Exercise directions: Report each line of the data that includes the word "Error".

##### Records to use

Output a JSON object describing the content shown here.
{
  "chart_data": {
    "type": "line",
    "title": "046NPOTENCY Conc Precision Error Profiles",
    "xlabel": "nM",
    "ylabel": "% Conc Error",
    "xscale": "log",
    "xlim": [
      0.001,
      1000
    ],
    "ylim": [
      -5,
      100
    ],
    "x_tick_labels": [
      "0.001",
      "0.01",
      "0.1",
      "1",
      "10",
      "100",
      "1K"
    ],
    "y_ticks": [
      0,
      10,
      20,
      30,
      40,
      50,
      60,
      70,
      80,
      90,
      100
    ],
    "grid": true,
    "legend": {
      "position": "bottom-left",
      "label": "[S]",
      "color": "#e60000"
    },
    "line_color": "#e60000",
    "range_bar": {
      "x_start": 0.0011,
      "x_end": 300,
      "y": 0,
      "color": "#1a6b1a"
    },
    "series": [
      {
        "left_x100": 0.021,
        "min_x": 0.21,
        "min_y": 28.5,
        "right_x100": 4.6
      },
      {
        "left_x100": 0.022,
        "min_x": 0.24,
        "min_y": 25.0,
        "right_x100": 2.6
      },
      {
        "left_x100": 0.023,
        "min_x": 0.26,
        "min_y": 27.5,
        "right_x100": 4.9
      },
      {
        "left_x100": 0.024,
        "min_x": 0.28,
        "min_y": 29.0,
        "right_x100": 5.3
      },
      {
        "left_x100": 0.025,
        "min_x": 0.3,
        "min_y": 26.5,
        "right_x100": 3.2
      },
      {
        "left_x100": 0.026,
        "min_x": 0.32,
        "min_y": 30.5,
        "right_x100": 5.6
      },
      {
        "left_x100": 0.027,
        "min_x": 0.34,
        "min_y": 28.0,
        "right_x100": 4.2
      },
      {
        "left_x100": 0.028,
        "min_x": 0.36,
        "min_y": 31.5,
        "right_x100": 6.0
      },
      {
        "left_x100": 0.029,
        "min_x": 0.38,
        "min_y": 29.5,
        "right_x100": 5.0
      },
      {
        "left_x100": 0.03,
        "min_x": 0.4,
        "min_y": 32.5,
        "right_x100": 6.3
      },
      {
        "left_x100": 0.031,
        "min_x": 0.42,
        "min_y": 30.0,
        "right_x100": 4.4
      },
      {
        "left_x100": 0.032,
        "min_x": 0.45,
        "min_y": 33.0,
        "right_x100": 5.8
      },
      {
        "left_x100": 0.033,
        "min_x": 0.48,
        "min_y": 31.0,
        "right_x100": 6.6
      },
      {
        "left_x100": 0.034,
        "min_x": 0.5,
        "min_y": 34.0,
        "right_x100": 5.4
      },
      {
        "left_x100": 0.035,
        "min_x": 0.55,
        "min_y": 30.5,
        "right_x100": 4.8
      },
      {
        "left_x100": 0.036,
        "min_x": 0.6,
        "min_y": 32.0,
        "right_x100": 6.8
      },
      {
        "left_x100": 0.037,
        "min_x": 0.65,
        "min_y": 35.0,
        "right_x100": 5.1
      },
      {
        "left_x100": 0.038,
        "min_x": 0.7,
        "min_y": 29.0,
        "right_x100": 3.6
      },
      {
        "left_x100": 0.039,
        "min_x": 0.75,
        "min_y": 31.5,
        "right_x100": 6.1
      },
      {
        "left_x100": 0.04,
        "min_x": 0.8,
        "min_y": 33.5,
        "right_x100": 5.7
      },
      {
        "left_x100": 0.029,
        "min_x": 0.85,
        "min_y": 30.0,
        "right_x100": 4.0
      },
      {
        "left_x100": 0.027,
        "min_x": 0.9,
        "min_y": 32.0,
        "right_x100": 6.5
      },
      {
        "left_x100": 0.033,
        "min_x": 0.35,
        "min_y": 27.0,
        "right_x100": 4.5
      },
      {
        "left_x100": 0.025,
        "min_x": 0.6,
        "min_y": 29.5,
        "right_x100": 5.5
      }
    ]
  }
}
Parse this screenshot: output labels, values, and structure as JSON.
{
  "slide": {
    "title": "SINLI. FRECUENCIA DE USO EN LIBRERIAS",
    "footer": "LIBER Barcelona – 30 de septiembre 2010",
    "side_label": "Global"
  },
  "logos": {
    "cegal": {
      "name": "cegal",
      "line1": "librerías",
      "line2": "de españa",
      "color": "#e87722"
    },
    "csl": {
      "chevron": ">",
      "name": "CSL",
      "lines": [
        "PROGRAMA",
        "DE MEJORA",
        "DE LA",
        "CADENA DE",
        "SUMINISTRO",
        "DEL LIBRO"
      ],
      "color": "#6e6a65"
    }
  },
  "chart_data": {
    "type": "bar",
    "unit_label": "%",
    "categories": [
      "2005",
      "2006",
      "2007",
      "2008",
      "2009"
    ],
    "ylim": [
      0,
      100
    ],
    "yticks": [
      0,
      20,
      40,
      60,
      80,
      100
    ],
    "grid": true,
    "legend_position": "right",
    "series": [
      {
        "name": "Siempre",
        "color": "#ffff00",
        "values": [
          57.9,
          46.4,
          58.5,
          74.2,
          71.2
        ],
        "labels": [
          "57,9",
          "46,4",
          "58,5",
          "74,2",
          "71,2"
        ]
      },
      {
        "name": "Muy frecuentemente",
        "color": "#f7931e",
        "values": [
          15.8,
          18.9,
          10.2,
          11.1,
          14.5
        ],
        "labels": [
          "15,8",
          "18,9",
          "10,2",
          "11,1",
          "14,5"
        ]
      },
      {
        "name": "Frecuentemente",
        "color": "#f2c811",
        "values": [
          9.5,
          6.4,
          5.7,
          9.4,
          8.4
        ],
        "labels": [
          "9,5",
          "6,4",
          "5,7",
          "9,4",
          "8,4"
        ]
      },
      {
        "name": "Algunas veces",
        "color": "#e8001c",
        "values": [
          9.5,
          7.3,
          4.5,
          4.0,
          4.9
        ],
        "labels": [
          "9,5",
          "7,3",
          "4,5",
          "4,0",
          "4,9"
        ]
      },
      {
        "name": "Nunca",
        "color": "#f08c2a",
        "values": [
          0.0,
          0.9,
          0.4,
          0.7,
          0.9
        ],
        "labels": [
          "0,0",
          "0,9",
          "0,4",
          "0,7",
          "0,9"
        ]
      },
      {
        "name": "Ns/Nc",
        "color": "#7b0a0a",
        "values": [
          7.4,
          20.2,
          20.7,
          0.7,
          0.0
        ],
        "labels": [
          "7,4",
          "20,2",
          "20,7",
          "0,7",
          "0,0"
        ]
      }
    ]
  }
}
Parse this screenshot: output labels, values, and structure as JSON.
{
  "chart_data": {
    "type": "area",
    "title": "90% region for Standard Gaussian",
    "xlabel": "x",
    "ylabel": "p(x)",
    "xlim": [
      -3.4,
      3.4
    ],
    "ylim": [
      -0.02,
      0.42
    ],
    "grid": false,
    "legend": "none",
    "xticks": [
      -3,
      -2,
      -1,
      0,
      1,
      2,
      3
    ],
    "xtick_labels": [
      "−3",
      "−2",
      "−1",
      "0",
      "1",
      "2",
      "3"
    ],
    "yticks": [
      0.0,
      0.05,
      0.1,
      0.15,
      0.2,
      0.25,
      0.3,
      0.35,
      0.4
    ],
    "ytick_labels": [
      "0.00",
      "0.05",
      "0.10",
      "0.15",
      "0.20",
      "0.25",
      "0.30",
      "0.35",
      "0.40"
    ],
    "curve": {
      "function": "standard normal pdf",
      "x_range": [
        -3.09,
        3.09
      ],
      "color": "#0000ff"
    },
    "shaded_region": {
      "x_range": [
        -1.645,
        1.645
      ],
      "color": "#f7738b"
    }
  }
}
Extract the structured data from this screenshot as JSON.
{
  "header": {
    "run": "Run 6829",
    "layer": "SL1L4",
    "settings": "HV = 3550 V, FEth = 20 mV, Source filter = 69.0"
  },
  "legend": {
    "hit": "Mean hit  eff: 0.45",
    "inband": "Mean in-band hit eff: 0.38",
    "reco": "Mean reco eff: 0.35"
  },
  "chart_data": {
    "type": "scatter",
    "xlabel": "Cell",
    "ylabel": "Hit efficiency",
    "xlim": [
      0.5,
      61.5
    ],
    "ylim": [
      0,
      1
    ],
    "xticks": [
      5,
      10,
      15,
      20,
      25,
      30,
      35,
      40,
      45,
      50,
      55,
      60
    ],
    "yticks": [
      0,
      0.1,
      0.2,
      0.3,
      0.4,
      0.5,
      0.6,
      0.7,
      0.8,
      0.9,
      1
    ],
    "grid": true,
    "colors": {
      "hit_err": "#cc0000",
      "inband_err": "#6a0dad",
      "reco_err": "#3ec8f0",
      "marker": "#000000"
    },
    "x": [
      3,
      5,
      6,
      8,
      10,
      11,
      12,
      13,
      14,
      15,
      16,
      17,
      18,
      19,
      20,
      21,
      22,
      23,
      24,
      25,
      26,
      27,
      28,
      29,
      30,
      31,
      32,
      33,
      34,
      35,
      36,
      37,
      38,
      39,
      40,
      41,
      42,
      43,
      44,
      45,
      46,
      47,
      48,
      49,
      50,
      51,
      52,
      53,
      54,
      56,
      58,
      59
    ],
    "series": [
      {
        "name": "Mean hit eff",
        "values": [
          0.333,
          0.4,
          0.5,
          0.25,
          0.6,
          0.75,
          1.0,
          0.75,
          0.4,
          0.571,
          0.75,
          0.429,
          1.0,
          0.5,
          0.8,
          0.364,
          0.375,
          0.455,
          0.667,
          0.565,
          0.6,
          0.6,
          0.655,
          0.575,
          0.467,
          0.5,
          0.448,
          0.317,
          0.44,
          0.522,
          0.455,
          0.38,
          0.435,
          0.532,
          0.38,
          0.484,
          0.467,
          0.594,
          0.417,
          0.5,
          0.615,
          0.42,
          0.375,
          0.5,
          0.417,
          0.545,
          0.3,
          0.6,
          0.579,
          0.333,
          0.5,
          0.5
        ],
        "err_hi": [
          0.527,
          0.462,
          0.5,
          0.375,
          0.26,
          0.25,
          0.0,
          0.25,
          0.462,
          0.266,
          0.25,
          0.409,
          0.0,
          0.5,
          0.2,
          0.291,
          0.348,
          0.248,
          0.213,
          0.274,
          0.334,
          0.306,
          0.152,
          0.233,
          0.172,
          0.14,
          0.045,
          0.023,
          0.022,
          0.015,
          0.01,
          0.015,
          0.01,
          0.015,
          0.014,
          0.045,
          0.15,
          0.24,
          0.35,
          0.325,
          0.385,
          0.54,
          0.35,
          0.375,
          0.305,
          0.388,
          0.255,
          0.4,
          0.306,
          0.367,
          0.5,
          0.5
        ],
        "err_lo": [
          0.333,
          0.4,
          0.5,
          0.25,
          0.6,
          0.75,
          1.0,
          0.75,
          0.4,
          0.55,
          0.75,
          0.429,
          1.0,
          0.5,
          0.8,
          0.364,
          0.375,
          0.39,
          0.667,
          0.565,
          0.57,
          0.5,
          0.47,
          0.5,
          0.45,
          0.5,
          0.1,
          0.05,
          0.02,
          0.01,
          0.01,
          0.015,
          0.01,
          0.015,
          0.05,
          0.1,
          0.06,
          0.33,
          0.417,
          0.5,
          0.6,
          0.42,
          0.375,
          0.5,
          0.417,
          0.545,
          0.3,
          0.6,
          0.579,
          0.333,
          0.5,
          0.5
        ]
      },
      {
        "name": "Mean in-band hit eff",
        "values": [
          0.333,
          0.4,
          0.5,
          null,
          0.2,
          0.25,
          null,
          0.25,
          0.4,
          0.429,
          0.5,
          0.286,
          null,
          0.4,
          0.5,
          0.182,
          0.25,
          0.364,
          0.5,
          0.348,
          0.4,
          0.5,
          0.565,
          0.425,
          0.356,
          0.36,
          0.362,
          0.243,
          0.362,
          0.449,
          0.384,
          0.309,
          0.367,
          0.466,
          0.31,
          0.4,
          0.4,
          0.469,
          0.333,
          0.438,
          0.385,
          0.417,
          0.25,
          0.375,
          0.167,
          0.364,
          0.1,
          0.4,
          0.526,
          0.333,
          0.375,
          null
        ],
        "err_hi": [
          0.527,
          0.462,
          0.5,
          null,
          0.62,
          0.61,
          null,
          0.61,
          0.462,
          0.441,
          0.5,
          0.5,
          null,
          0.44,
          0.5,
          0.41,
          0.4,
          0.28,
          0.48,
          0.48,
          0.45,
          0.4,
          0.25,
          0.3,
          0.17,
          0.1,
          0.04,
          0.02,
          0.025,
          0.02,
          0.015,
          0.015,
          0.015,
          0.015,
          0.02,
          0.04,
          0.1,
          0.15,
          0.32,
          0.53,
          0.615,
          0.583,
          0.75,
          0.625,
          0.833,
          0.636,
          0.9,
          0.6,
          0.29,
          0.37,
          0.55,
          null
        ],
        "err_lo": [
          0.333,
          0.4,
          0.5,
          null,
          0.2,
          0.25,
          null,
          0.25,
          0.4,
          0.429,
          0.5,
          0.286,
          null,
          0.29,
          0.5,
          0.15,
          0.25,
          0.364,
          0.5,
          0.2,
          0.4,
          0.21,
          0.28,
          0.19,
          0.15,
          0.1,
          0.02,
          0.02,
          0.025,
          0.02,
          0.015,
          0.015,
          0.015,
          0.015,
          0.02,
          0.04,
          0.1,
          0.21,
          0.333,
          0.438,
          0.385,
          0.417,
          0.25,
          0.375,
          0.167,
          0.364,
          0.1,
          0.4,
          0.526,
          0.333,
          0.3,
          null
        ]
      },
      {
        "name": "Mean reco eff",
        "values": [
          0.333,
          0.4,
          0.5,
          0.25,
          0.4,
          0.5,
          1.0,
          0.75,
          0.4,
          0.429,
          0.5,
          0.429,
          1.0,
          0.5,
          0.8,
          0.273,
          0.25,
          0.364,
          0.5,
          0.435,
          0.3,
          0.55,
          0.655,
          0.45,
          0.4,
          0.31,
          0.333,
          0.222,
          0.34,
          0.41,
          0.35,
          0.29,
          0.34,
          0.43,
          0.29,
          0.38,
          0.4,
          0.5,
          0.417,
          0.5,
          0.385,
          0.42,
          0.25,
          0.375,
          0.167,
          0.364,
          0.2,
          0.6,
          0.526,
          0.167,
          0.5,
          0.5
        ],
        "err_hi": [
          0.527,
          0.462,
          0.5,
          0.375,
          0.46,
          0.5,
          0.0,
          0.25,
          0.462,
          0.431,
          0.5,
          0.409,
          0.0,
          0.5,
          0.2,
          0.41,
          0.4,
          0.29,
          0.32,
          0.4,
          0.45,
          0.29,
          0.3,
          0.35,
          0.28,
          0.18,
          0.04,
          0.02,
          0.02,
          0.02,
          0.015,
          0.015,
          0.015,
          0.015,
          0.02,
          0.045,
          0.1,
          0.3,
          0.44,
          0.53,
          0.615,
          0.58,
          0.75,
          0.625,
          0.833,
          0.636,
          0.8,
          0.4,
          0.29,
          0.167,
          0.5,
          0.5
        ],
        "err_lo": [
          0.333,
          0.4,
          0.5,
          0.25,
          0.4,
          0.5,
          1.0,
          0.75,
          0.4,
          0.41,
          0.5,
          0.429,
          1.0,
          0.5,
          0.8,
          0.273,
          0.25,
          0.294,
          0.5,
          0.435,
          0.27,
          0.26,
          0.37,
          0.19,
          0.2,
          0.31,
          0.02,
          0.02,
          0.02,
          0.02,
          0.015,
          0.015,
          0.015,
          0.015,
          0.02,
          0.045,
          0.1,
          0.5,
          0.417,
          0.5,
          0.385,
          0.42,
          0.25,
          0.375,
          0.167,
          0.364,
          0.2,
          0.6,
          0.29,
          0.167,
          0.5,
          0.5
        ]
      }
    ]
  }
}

##########

Answer for the task:
    "title": "046NPOTENCY Conc Precision Error Profiles",
    "ylabel": "% Conc Error",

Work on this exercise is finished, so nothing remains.